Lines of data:

__________________________________________________

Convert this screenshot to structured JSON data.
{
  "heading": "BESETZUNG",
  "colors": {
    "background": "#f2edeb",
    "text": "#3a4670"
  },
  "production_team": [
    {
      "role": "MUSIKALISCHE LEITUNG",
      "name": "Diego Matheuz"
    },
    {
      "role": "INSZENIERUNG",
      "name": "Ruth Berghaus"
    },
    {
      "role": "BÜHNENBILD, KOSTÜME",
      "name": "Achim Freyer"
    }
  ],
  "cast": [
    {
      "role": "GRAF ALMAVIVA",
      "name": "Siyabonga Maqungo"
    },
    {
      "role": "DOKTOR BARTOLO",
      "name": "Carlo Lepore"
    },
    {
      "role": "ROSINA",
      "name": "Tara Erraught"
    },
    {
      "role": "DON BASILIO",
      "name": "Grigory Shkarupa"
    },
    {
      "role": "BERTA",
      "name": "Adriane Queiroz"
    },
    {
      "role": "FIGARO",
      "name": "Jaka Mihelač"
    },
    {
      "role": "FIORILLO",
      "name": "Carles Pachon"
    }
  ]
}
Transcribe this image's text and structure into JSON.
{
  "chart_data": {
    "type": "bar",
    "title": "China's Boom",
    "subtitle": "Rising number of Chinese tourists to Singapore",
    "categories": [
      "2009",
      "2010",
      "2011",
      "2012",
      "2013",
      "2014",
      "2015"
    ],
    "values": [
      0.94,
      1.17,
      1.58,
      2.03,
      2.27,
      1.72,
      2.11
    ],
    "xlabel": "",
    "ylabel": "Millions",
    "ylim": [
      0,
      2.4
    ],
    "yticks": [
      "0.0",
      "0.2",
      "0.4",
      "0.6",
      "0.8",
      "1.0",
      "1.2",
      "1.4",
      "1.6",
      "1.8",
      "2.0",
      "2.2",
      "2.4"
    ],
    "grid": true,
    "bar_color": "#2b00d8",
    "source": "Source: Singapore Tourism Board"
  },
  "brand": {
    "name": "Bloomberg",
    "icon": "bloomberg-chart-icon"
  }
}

__________________________________________________

• **DIRECTIONS FOR THIS TASK**: Reproduce, word for word, every line starting at the line that contains "Transcribe this image's" and ending with the final line of the entries.

• **THE ANSWER**:
Transcribe this image's text and structure into JSON.
{
  "chart_data": {
    "type": "bar",
    "title": "China's Boom",
    "subtitle": "Rising number of Chinese tourists to Singapore",
    "categories": [
      "2009",
      "2010",
      "2011",
      "2012",
      "2013",
      "2014",
      "2015"
    ],
    "values": [
      0.94,
      1.17,
      1.58,
      2.03,
      2.27,
      1.72,
      2.11
    ],
    "xlabel": "",
    "ylabel": "Millions",
    "ylim": [
      0,
      2.4
    ],
    "yticks": [
      "0.0",
      "0.2",
      "0.4",
      "0.6",
      "0.8",
      "1.0",
      "1.2",
      "1.4",
      "1.6",
      "1.8",
      "2.0",
      "2.2",
      "2.4"
    ],
    "grid": true,
    "bar_color": "#2b00d8",
    "source": "Source: Singapore Tourism Board"
  },
  "brand": {
    "name": "Bloomberg",
    "icon": "bloomberg-chart-icon"
  }
}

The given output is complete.